** Given exercise **
Please output the lines shown below exactly as they appear.

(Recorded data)
* * * * *
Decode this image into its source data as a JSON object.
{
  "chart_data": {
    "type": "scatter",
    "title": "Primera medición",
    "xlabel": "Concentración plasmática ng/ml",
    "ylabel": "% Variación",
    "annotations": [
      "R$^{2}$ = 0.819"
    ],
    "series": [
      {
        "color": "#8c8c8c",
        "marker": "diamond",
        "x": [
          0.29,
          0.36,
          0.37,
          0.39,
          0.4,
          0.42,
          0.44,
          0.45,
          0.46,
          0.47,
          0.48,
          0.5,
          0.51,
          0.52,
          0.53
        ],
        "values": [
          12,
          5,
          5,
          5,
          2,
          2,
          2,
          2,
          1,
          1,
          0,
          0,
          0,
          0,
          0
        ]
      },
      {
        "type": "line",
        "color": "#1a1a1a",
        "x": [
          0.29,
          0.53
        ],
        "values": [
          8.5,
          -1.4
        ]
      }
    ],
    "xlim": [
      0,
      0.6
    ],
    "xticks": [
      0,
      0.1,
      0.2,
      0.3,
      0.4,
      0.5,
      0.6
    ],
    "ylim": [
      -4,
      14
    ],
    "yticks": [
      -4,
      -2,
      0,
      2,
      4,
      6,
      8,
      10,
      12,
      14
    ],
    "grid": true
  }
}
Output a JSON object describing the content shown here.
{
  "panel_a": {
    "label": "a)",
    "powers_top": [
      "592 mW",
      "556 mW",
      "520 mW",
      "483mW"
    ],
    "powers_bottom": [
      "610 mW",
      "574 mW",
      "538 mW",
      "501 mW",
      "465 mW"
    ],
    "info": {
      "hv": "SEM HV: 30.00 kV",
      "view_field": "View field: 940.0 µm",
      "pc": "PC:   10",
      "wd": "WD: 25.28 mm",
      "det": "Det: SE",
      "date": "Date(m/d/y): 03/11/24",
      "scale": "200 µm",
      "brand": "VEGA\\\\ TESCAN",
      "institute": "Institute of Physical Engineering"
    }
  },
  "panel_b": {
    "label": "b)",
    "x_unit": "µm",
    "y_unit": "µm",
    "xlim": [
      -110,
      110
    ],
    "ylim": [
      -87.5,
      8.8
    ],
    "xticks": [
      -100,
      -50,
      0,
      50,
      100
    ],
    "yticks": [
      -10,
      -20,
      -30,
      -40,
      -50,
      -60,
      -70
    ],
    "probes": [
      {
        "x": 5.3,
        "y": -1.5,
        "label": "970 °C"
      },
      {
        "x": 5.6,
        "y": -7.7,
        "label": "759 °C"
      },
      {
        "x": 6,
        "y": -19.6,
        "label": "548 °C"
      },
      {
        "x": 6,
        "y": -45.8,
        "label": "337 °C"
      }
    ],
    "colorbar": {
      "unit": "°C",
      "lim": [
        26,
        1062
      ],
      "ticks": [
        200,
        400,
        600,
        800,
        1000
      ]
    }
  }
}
* * * * *
** Response to this task **
Decode this image into its source data as a JSON object.
{
  "chart_data": {
    "type": "scatter",
    "title": "Primera medición",
    "xlabel": "Concentración plasmática ng/ml",
    "ylabel": "% Variación",
    "annotations": [
      "R$^{2}$ = 0.819"
    ],
    "series": [
      {
        "color": "#8c8c8c",
        "marker": "diamond",
        "x": [
          0.29,
          0.36,
          0.37,
          0.39,
          0.4,
          0.42,
          0.44,
          0.45,
          0.46,
          0.47,
          0.48,
          0.5,
          0.51,
          0.52,
          0.53
        ],
        "values": [
          12,
          5,
          5,
          5,
          2,
          2,
          2,
          2,
          1,
          1,
          0,
          0,
          0,
          0,
          0
        ]
      },
      {
        "type": "line",
        "color": "#1a1a1a",
        "x": [
          0.29,
          0.53
        ],
        "values": [
          8.5,
          -1.4
        ]
      }
    ],
    "xlim": [
      0,
      0.6
    ],
    "xticks": [
      0,
      0.1,
      0.2,
      0.3,
      0.4,
      0.5,
      0.6
    ],
    "ylim": [
      -4,
      14
    ],
    "yticks": [
      -4,
      -2,
      0,
      2,
      4,
      6,
      8,
      10,
      12,
      14
    ],
    "grid": true
  }
}
Output a JSON object describing the content shown here.
{
  "panel_a": {
    "label": "a)",
    "powers_top": [
      "592 mW",
      "556 mW",
      "520 mW",
      "483mW"
    ],
    "powers_bottom": [
      "610 mW",
      "574 mW",
      "538 mW",
      "501 mW",
      "465 mW"
    ],
    "info": {
      "hv": "SEM HV: 30.00 kV",
      "view_field": "View field: 940.0 µm",
      "pc": "PC:   10",
      "wd": "WD: 25.28 mm",
      "det": "Det: SE",
      "date": "Date(m/d/y): 03/11/24",
      "scale": "200 µm",
      "brand": "VEGA\\\\ TESCAN",
      "institute": "Institute of Physical Engineering"
    }
  },
  "panel_b": {
    "label": "b)",
    "x_unit": "µm",
    "y_unit": "µm",
    "xlim": [
      -110,
      110
    ],
    "ylim": [
      -87.5,
      8.8
    ],
    "xticks": [
      -100,
      -50,
      0,
      50,
      100
    ],
    "yticks": [
      -10,
      -20,
      -30,
      -40,
      -50,
      -60,
      -70
    ],
    "probes": [
      {
        "x": 5.3,
        "y": -1.5,
        "label": "970 °C"
      },
      {
        "x": 5.6,
        "y": -7.7,
        "label": "759 °C"
      },
      {
        "x": 6,
        "y": -19.6,
        "label": "548 °C"
      },
      {
        "x": 6,
        "y": -45.8,
        "label": "337 °C"
      }
    ],
    "colorbar": {
      "unit": "°C",
      "lim": [
        26,
        1062
      ],
      "ticks": [
        200,
        400,
        600,
        800,
        1000
      ]
    }
  }
}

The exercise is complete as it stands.